* Problem description
Transcribe all the entries word for word, omitting any pictures they contain.

[Dataset entries]
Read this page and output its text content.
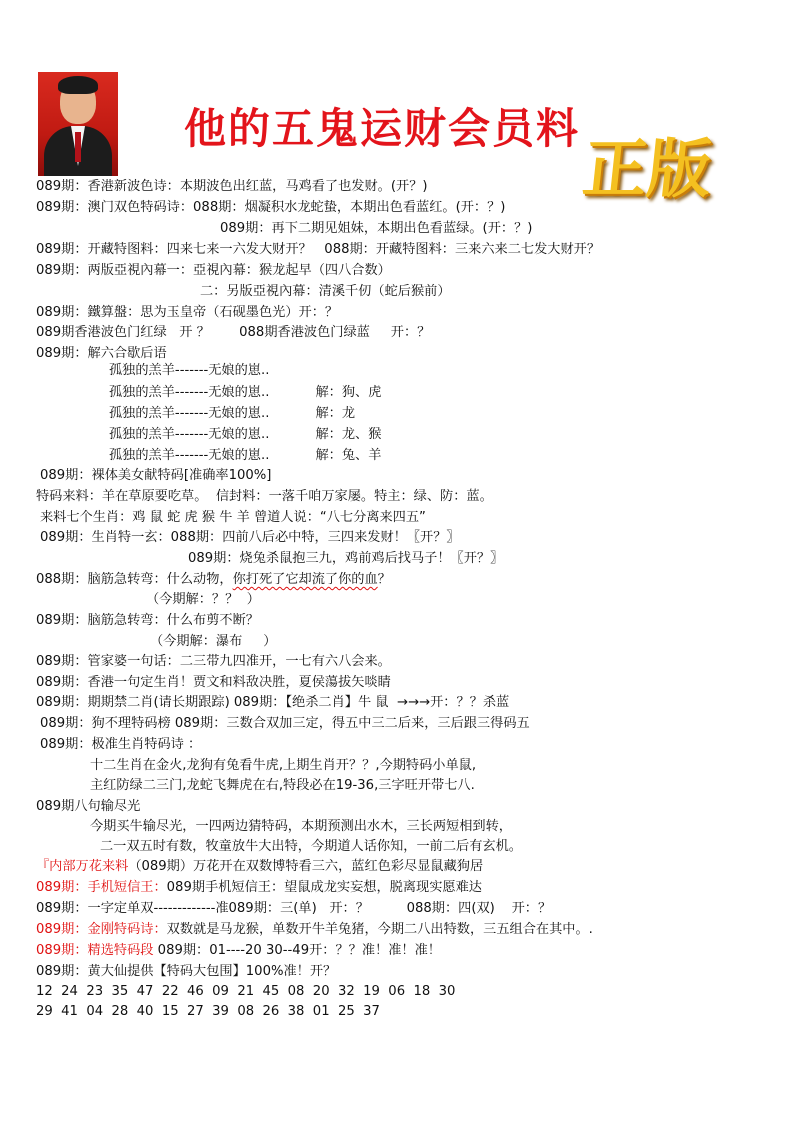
他的五鬼运财会员料
正版
089期：香港新波色诗：本期波色出红蓝，马鸡看了也发财。(开？)
089期：澳门双色特码诗：088期：烟凝积水龙蛇蛰，本期出色看蓝红。(开：？)
089期：再下二期见姐妹，本期出色看蓝绿。(开：？)
089期：开藏特图料：四来七来一六发大财开？   088期：开藏特图料：三来六来二七发大财开？
089期：两版亞視內幕一：亞視內幕：猴龙起早（四八合数）
二：另版亞視內幕：清溪千仞（蛇后猴前）
089期：鐵算盤：思为玉皇帝（石砚墨色光）开：？
089期香港波色门红绿   开 ？       088期香港波色门绿蓝     开：？
089期：解六合歇后语
孤独的羔羊-------无娘的崽..
孤独的羔羊-------无娘的崽..           解：狗、虎
孤独的羔羊-------无娘的崽..           解：龙
孤独的羔羊-------无娘的崽..           解：龙、猴
孤独的羔羊-------无娘的崽..           解：兔、羊
089期：裸体美女献特码[准确率100%]
特码来料：羊在草原要吃草。  信封料：一落千咱万家屡。特主：绿、防：蓝。
来料七个生肖：鸡 鼠 蛇 虎 猴 牛 羊 曾道人说：“八七分离来四五”
089期：生肖特一玄：088期：四前八后必中特，三四来发财！〖开？〗
089期：烧兔杀鼠抱三九，鸡前鸡后找马子！〖开？〗
088期：脑筋急转弯：什么动物，你打死了它却流了你的血？
（今期解：？？  ）
089期：脑筋急转弯：什么布剪不断？
（今期解：瀑布     ）
089期：管家婆一句话：二三带九四准开，一七有六八会来。
089期：香港一句定生肖！贾文和料敌决胜，夏侯蕩拔矢啖睛
089期：期期禁二肖(请长期跟踪) 089期：【绝杀二肖】牛 鼠  →→→开：？？杀蓝
089期：狗不理特码榜 089期：三数合双加三定，得五中三二后来，三后跟三得码五
089期：极准生肖特码诗 ：
十二生肖在金火,龙狗有兔看牛虎,上期生肖开？？,今期特码小单鼠,
主红防绿二三门,龙蛇飞舞虎在右,特段必在19-36,三字旺开带七八.
089期八句输尽光
今期买牛输尽光，一四两边猜特码，本期预测出水木，三长两短相到转，
二一双五时有数，牧童放牛大出特，今期道人话你知，一前二后有玄机。
『内部万花来料（089期）万花开在双数博特看三六，蓝红色彩尽显鼠藏狗居
089期：手机短信王：089期手机短信王：望鼠成龙实妄想，脱离现实愿难达
089期：一字定单双-------------准089期：三(单)   开：？         088期：四(双)    开：？
089期：金刚特码诗：双数就是马龙猴，单数开牛羊兔猪，今期二八出特数，三五组合在其中。.
089期：精选特码段 089期：01----20 30--49开：？？准！准！准！
089期：黄大仙提供【特码大包围】100%准！开？
12  24  23  35  47  22  46  09  21  45  08  20  32  19  06  18  30
29  41  04  28  40  15  27  39  08  26  38  01  25  37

* Solved exercise
Read this page and output its text content.
他的五鬼运财会员料
正版
089期：香港新波色诗：本期波色出红蓝，马鸡看了也发财。(开？)
089期：澳门双色特码诗：088期：烟凝积水龙蛇蛰，本期出色看蓝红。(开：？)
089期：再下二期见姐妹，本期出色看蓝绿。(开：？)
089期：开藏特图料：四来七来一六发大财开？   088期：开藏特图料：三来六来二七发大财开？
089期：两版亞視內幕一：亞視內幕：猴龙起早（四八合数）
二：另版亞視內幕：清溪千仞（蛇后猴前）
089期：鐵算盤：思为玉皇帝（石砚墨色光）开：？
089期香港波色门红绿   开 ？       088期香港波色门绿蓝     开：？
089期：解六合歇后语
孤独的羔羊-------无娘的崽..
孤独的羔羊-------无娘的崽..           解：狗、虎
孤独的羔羊-------无娘的崽..           解：龙
孤独的羔羊-------无娘的崽..           解：龙、猴
孤独的羔羊-------无娘的崽..           解：兔、羊
089期：裸体美女献特码[准确率100%]
特码来料：羊在草原要吃草。  信封料：一落千咱万家屡。特主：绿、防：蓝。
来料七个生肖：鸡 鼠 蛇 虎 猴 牛 羊 曾道人说：“八七分离来四五”
089期：生肖特一玄：088期：四前八后必中特，三四来发财！〖开？〗
089期：烧兔杀鼠抱三九，鸡前鸡后找马子！〖开？〗
088期：脑筋急转弯：什么动物，你打死了它却流了你的血？
（今期解：？？  ）
089期：脑筋急转弯：什么布剪不断？
（今期解：瀑布     ）
089期：管家婆一句话：二三带九四准开，一七有六八会来。
089期：香港一句定生肖！贾文和料敌决胜，夏侯蕩拔矢啖睛
089期：期期禁二肖(请长期跟踪) 089期：【绝杀二肖】牛 鼠  →→→开：？？杀蓝
089期：狗不理特码榜 089期：三数合双加三定，得五中三二后来，三后跟三得码五
089期：极准生肖特码诗 ：
十二生肖在金火,龙狗有兔看牛虎,上期生肖开？？,今期特码小单鼠,
主红防绿二三门,龙蛇飞舞虎在右,特段必在19-36,三字旺开带七八.
089期八句输尽光
今期买牛输尽光，一四两边猜特码，本期预测出水木，三长两短相到转，
二一双五时有数，牧童放牛大出特，今期道人话你知，一前二后有玄机。
『内部万花来料（089期）万花开在双数博特看三六，蓝红色彩尽显鼠藏狗居
089期：手机短信王：089期手机短信王：望鼠成龙实妄想，脱离现实愿难达
089期：一字定单双-------------准089期：三(单)   开：？         088期：四(双)    开：？
089期：金刚特码诗：双数就是马龙猴，单数开牛羊兔猪，今期二八出特数，三五组合在其中。.
089期：精选特码段 089期：01----20 30--49开：？？准！准！准！
089期：黄大仙提供【特码大包围】100%准！开？
12  24  23  35  47  22  46  09  21  45  08  20  32  19  06  18  30
29  41  04  28  40  15  27  39  08  26  38  01  25  37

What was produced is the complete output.